Extracted data entries:

------

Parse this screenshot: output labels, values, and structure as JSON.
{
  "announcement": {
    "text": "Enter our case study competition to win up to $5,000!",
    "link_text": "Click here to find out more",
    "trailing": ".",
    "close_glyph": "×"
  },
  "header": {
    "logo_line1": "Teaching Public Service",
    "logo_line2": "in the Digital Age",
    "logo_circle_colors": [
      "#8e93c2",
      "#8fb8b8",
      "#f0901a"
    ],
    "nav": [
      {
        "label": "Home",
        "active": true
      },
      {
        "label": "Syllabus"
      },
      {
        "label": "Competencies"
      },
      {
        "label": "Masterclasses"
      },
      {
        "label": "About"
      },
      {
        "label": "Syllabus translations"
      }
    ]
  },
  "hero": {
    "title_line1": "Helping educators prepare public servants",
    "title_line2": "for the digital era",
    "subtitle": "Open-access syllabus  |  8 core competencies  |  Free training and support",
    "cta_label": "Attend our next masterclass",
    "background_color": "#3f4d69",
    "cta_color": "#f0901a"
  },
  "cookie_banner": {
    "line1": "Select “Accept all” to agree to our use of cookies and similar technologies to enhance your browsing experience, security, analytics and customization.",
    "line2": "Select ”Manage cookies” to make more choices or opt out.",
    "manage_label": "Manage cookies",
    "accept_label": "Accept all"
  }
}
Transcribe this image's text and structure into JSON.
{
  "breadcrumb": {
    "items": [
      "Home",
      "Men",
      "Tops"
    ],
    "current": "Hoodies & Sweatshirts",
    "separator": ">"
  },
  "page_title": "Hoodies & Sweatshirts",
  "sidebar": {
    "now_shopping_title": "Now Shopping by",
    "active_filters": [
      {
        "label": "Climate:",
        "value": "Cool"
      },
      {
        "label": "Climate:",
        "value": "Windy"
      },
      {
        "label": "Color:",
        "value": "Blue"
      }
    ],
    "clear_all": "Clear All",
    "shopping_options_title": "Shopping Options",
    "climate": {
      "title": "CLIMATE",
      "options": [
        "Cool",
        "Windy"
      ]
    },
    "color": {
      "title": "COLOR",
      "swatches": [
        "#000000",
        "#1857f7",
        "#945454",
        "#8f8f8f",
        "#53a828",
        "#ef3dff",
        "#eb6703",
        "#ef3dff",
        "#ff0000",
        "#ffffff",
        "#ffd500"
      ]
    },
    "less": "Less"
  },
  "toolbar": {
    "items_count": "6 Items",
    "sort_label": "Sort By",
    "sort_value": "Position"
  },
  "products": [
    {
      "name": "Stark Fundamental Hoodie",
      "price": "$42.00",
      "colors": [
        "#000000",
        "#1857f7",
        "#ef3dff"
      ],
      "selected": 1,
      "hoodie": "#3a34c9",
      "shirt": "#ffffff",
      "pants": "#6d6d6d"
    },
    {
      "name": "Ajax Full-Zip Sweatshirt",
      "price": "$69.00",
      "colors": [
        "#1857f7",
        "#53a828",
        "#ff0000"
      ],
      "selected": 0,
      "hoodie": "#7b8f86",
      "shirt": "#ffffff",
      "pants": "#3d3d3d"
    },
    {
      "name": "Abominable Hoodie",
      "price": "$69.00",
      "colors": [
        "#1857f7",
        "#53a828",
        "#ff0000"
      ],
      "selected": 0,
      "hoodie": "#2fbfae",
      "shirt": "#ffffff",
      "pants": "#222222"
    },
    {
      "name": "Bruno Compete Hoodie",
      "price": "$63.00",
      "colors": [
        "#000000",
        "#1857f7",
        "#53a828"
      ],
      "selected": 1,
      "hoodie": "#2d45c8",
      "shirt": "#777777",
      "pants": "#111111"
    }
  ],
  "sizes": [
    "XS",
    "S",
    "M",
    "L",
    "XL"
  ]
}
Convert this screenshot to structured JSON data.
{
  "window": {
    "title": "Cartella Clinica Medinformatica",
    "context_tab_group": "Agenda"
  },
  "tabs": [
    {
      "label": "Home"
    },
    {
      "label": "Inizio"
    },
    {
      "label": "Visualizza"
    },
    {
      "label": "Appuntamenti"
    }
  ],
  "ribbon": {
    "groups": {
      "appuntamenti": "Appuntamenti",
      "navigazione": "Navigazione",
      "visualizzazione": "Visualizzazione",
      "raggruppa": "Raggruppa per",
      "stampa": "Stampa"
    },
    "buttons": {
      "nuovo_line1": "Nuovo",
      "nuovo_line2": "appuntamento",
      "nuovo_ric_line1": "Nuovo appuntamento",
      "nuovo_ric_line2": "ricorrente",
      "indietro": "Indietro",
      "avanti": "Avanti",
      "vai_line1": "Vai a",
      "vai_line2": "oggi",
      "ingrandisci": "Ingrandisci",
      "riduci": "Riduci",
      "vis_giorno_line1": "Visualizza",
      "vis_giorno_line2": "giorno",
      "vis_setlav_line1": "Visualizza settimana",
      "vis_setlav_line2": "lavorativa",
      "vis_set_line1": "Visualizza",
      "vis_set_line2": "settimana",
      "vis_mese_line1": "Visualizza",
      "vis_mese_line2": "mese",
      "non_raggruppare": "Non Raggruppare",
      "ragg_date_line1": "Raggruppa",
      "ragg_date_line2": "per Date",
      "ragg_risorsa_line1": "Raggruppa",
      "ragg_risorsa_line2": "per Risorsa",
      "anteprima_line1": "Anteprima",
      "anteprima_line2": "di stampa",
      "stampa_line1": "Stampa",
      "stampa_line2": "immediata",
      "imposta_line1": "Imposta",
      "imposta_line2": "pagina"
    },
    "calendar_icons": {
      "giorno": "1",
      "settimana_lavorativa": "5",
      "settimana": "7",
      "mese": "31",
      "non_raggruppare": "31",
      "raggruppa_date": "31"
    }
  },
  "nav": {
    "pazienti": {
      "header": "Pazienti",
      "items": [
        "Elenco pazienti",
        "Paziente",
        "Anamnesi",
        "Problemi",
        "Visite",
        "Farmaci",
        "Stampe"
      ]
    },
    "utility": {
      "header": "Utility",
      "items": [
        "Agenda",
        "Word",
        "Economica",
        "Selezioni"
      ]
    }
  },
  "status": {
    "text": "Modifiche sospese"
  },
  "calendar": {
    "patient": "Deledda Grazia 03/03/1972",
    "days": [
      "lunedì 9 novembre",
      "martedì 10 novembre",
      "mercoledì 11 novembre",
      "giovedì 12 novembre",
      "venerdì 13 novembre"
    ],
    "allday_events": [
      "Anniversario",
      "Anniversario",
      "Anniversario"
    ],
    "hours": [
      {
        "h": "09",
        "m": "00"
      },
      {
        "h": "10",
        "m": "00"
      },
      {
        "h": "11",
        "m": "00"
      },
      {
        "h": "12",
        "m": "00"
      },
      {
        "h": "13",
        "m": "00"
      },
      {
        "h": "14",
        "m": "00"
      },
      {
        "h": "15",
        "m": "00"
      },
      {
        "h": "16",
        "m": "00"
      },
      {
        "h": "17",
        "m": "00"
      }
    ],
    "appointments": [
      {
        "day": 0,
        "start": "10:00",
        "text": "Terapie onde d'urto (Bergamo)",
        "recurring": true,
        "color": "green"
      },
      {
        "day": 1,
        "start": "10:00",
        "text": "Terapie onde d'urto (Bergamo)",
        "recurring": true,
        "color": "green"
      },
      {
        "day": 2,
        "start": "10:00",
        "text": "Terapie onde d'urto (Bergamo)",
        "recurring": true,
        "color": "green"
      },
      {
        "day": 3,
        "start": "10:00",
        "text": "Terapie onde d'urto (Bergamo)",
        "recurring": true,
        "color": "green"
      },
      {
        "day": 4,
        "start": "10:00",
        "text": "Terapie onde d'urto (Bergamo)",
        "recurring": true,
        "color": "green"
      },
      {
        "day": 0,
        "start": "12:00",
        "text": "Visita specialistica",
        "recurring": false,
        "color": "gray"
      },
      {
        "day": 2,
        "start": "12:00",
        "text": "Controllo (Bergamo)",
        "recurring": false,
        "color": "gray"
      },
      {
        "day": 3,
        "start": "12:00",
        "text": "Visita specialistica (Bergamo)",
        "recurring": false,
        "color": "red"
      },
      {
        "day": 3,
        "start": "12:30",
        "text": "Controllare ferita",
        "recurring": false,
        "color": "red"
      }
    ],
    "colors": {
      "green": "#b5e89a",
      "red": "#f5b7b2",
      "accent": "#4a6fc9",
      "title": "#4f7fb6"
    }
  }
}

------

— Request —
Where a line holds "Manage", copy that line.

— Answer to this exercise —
    "line2": "Select ”Manage cookies” to make more choices or opt out.",
    "manage_label": "Manage cookies",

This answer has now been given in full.